What the exercise asks -
Check each line of the records below and collect those that include the word "ramassé".

** begin **

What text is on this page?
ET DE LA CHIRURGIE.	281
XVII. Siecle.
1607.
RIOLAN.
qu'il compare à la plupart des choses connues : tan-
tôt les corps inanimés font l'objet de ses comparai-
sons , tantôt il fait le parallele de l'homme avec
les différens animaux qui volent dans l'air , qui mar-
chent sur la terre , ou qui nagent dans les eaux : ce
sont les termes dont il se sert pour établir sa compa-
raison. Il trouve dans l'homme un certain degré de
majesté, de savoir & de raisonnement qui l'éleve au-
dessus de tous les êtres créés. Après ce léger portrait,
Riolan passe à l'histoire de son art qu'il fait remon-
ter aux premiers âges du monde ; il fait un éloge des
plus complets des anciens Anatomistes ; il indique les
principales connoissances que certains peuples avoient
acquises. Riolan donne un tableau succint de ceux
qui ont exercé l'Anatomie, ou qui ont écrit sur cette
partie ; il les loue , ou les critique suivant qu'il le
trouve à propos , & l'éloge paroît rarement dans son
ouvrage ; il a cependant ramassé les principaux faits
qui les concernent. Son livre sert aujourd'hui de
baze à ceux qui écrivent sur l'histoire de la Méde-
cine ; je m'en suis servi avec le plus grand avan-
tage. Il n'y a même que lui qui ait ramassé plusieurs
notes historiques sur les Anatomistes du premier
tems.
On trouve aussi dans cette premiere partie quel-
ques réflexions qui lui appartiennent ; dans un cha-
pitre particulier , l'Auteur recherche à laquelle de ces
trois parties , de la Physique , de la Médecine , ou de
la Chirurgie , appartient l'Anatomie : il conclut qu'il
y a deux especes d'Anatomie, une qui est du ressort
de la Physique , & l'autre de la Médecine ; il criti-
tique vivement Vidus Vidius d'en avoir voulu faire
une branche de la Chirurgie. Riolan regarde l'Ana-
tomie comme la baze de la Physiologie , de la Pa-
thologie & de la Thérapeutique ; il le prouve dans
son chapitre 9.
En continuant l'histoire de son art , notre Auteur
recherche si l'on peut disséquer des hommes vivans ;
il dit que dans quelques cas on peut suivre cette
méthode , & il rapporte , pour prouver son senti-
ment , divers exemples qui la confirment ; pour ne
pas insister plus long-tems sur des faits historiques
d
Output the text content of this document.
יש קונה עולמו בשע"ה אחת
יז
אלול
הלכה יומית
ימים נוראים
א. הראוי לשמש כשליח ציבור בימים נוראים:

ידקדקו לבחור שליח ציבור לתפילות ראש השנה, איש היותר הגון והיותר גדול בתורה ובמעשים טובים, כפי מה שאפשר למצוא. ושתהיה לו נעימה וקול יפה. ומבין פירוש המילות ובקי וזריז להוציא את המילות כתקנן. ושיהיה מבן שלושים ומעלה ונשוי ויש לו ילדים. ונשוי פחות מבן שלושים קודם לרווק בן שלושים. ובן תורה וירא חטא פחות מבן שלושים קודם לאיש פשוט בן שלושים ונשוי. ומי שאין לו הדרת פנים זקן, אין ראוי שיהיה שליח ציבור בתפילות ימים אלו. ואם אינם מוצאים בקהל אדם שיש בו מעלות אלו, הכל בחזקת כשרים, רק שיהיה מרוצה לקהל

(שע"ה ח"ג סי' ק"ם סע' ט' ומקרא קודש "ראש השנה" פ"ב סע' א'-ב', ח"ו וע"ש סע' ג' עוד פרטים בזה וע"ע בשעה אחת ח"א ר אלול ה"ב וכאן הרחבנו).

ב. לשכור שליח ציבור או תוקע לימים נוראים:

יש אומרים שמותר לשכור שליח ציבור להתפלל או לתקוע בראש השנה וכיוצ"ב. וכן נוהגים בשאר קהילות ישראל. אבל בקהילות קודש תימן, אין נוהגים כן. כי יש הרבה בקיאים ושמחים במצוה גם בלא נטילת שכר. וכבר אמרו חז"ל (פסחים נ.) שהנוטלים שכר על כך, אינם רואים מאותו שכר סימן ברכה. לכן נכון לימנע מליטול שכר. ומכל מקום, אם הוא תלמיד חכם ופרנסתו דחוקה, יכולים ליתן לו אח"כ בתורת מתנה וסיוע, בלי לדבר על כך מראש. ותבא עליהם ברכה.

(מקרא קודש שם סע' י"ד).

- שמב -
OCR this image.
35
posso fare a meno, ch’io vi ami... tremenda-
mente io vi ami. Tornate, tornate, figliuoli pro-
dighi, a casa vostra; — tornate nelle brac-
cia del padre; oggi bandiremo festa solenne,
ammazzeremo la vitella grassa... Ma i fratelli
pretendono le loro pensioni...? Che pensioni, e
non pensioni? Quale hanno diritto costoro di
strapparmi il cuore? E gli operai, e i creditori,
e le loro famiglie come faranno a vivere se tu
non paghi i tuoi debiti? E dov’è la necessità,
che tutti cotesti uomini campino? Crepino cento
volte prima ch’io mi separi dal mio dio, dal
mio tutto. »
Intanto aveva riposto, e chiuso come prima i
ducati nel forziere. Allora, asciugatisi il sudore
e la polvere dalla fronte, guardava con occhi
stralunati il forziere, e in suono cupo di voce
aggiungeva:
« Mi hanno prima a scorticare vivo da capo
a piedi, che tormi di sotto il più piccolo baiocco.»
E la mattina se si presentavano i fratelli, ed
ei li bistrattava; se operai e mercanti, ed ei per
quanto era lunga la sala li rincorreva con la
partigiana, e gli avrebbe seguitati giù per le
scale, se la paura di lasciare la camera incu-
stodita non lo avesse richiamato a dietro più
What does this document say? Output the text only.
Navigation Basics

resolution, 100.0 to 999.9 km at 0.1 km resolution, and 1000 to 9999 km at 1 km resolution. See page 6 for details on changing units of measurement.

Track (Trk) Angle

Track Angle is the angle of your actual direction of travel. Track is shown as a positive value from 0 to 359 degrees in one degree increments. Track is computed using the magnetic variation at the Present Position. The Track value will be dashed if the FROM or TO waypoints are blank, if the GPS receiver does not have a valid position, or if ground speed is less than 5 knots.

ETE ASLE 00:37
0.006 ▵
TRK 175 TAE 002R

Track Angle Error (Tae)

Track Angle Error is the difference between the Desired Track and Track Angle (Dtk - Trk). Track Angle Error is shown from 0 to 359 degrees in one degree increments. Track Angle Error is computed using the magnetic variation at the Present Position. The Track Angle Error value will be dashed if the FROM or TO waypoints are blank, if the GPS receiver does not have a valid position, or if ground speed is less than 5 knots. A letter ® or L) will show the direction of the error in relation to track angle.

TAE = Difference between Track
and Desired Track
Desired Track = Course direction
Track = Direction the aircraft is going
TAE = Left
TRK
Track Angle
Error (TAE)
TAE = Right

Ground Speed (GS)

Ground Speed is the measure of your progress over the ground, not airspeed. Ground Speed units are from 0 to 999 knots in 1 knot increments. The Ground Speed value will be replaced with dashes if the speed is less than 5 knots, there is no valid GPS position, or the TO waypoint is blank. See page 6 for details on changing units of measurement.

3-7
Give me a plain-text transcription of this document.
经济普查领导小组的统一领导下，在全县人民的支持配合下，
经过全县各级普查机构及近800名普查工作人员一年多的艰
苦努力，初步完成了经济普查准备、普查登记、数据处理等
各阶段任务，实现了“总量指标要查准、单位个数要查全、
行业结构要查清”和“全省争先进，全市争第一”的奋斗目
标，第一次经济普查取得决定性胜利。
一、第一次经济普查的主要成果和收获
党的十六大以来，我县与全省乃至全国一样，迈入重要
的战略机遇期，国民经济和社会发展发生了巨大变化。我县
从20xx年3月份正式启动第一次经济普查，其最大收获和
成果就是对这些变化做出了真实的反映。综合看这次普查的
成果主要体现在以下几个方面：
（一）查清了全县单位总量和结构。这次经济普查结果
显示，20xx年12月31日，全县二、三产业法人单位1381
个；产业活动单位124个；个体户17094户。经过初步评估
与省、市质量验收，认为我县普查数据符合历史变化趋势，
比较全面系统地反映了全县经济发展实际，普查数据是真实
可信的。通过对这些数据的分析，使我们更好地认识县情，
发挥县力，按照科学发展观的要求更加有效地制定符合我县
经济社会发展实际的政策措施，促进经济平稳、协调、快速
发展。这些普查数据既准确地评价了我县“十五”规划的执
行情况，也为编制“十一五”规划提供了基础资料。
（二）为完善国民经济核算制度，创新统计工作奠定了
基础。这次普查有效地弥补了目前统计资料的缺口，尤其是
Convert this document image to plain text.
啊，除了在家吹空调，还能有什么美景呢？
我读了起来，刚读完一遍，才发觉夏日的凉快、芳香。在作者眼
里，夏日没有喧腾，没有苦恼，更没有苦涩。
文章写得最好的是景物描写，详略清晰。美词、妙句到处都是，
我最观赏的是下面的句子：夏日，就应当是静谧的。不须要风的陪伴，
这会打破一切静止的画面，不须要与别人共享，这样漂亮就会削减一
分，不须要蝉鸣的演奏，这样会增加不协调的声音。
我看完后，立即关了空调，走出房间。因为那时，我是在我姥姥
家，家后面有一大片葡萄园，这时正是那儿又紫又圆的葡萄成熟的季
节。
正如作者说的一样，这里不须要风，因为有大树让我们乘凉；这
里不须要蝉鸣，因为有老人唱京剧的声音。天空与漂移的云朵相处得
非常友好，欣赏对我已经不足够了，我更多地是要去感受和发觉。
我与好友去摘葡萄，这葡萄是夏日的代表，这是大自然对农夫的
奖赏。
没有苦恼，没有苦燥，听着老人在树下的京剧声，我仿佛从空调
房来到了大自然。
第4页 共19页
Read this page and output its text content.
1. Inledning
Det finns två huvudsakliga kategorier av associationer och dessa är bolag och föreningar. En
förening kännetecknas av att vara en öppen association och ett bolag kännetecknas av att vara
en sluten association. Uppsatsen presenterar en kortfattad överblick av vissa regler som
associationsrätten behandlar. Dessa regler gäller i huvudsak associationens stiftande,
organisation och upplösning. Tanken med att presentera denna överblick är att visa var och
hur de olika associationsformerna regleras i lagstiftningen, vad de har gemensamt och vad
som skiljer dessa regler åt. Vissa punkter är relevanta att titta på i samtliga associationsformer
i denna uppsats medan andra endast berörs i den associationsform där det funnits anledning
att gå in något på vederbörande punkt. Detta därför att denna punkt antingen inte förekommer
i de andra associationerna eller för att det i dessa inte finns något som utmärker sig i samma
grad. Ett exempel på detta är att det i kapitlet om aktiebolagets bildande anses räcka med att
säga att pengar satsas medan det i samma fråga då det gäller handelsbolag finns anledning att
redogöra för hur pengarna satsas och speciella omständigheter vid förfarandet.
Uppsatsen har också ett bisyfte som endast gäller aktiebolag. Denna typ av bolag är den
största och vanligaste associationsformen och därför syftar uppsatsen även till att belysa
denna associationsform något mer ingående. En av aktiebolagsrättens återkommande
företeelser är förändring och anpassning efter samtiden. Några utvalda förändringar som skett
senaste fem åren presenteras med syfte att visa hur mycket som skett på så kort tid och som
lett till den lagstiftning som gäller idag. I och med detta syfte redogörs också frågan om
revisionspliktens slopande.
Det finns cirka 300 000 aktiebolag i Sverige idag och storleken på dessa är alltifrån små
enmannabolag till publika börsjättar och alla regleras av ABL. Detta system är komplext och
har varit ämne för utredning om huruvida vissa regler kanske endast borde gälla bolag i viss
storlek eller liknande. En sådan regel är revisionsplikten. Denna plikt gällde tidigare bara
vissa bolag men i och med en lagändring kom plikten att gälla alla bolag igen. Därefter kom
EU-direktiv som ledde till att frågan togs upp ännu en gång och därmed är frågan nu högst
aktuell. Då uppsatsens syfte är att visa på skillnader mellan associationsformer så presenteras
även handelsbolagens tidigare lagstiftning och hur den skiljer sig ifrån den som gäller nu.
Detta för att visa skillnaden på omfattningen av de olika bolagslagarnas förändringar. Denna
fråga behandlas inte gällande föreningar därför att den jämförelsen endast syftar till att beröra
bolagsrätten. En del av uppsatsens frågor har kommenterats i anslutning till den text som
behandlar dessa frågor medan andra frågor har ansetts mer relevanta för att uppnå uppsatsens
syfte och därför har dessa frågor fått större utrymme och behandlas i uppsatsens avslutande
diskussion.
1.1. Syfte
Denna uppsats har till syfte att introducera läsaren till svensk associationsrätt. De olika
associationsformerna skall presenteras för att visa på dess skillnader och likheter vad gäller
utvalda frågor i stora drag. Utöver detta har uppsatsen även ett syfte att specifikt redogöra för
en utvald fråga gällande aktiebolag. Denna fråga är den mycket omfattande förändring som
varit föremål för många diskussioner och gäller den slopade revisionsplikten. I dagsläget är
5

** end **

Answer -
ouvrage ; il a cependant ramassé les principaux faits
tage. Il n'y a même que lui qui ait ramassé plusieurs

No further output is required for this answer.